● **Given exercise**
Copy out every line of the data below verbatim, keeping the original order and wording.
==========
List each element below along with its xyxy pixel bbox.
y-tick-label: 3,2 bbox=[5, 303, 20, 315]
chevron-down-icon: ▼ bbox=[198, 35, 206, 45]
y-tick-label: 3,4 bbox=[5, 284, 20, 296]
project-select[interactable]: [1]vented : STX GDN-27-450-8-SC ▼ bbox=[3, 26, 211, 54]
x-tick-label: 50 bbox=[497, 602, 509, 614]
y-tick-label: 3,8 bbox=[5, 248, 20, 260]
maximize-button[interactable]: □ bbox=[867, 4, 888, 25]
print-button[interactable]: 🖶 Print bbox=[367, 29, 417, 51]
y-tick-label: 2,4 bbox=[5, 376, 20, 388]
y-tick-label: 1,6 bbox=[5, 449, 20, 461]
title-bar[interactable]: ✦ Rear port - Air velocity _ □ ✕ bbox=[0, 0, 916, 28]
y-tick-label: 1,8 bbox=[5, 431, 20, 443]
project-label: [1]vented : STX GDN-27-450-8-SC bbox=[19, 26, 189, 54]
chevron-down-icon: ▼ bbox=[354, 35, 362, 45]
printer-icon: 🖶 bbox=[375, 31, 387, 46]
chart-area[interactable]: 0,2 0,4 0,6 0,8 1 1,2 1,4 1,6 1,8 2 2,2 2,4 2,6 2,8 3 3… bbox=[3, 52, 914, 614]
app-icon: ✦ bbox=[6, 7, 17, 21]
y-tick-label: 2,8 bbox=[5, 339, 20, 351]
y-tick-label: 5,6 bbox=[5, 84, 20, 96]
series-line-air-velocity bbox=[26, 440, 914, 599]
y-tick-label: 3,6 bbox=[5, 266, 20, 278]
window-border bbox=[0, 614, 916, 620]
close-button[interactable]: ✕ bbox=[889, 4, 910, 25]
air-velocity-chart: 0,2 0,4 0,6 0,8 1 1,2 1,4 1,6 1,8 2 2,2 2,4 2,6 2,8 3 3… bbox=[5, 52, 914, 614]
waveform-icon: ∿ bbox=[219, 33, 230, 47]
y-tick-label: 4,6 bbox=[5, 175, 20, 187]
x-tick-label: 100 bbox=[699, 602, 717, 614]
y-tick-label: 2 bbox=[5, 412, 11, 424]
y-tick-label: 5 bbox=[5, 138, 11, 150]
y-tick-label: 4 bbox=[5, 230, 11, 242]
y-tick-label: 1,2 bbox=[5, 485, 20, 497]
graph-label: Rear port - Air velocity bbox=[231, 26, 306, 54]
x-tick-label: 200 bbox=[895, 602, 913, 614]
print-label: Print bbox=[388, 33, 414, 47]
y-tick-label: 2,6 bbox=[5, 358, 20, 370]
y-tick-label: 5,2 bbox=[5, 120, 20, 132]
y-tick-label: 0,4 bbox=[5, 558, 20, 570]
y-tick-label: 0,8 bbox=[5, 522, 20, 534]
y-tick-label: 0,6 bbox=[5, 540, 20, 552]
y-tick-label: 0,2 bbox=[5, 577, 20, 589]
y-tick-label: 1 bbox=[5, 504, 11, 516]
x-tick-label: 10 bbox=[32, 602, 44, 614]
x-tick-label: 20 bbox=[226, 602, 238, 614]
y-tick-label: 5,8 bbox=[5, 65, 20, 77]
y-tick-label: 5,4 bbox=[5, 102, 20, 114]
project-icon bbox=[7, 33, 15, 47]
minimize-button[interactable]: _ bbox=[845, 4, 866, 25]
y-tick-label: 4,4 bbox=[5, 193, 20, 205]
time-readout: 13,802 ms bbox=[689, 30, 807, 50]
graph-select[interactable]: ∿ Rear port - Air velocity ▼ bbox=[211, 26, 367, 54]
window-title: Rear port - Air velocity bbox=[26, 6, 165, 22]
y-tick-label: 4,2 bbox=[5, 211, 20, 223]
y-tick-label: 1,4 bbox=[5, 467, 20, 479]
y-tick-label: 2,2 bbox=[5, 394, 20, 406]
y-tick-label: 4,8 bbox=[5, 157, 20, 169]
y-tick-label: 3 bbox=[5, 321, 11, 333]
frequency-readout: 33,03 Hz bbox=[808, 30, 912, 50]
==========
● **Problem solution**
List each element below along with its xyxy pixel bbox.
y-tick-label: 3,2 bbox=[5, 303, 20, 315]
chevron-down-icon: ▼ bbox=[198, 35, 206, 45]
y-tick-label: 3,4 bbox=[5, 284, 20, 296]
project-select[interactable]: [1]vented : STX GDN-27-450-8-SC ▼ bbox=[3, 26, 211, 54]
x-tick-label: 50 bbox=[497, 602, 509, 614]
y-tick-label: 3,8 bbox=[5, 248, 20, 260]
maximize-button[interactable]: □ bbox=[867, 4, 888, 25]
print-button[interactable]: 🖶 Print bbox=[367, 29, 417, 51]
y-tick-label: 2,4 bbox=[5, 376, 20, 388]
y-tick-label: 1,6 bbox=[5, 449, 20, 461]
title-bar[interactable]: ✦ Rear port - Air velocity _ □ ✕ bbox=[0, 0, 916, 28]
y-tick-label: 1,8 bbox=[5, 431, 20, 443]
project-label: [1]vented : STX GDN-27-450-8-SC bbox=[19, 26, 189, 54]
chevron-down-icon: ▼ bbox=[354, 35, 362, 45]
printer-icon: 🖶 bbox=[375, 31, 387, 46]
chart-area[interactable]: 0,2 0,4 0,6 0,8 1 1,2 1,4 1,6 1,8 2 2,2 2,4 2,6 2,8 3 3… bbox=[3, 52, 914, 614]
app-icon: ✦ bbox=[6, 7, 17, 21]
y-tick-label: 2,8 bbox=[5, 339, 20, 351]
y-tick-label: 5,6 bbox=[5, 84, 20, 96]
series-line-air-velocity bbox=[26, 440, 914, 599]
y-tick-label: 3,6 bbox=[5, 266, 20, 278]
window-border bbox=[0, 614, 916, 620]
close-button[interactable]: ✕ bbox=[889, 4, 910, 25]
air-velocity-chart: 0,2 0,4 0,6 0,8 1 1,2 1,4 1,6 1,8 2 2,2 2,4 2,6 2,8 3 3… bbox=[5, 52, 914, 614]
waveform-icon: ∿ bbox=[219, 33, 230, 47]
y-tick-label: 4,6 bbox=[5, 175, 20, 187]
x-tick-label: 100 bbox=[699, 602, 717, 614]
y-tick-label: 2 bbox=[5, 412, 11, 424]
y-tick-label: 5 bbox=[5, 138, 11, 150]
y-tick-label: 4 bbox=[5, 230, 11, 242]
y-tick-label: 1,2 bbox=[5, 485, 20, 497]
graph-label: Rear port - Air velocity bbox=[231, 26, 306, 54]
x-tick-label: 200 bbox=[895, 602, 913, 614]
print-label: Print bbox=[388, 33, 414, 47]
y-tick-label: 2,6 bbox=[5, 358, 20, 370]
y-tick-label: 5,2 bbox=[5, 120, 20, 132]
y-tick-label: 0,4 bbox=[5, 558, 20, 570]
y-tick-label: 0,8 bbox=[5, 522, 20, 534]
y-tick-label: 0,6 bbox=[5, 540, 20, 552]
y-tick-label: 0,2 bbox=[5, 577, 20, 589]
y-tick-label: 1 bbox=[5, 504, 11, 516]
x-tick-label: 10 bbox=[32, 602, 44, 614]
x-tick-label: 20 bbox=[226, 602, 238, 614]
y-tick-label: 5,8 bbox=[5, 65, 20, 77]
y-tick-label: 5,4 bbox=[5, 102, 20, 114]
project-icon bbox=[7, 33, 15, 47]
minimize-button[interactable]: _ bbox=[845, 4, 866, 25]
y-tick-label: 4,4 bbox=[5, 193, 20, 205]
time-readout: 13,802 ms bbox=[689, 30, 807, 50]
graph-select[interactable]: ∿ Rear port - Air velocity ▼ bbox=[211, 26, 367, 54]
window-title: Rear port - Air velocity bbox=[26, 6, 165, 22]
y-tick-label: 4,2 bbox=[5, 211, 20, 223]
y-tick-label: 1,4 bbox=[5, 467, 20, 479]
y-tick-label: 2,2 bbox=[5, 394, 20, 406]
y-tick-label: 4,8 bbox=[5, 157, 20, 169]
y-tick-label: 3 bbox=[5, 321, 11, 333]
frequency-readout: 33,03 Hz bbox=[808, 30, 912, 50]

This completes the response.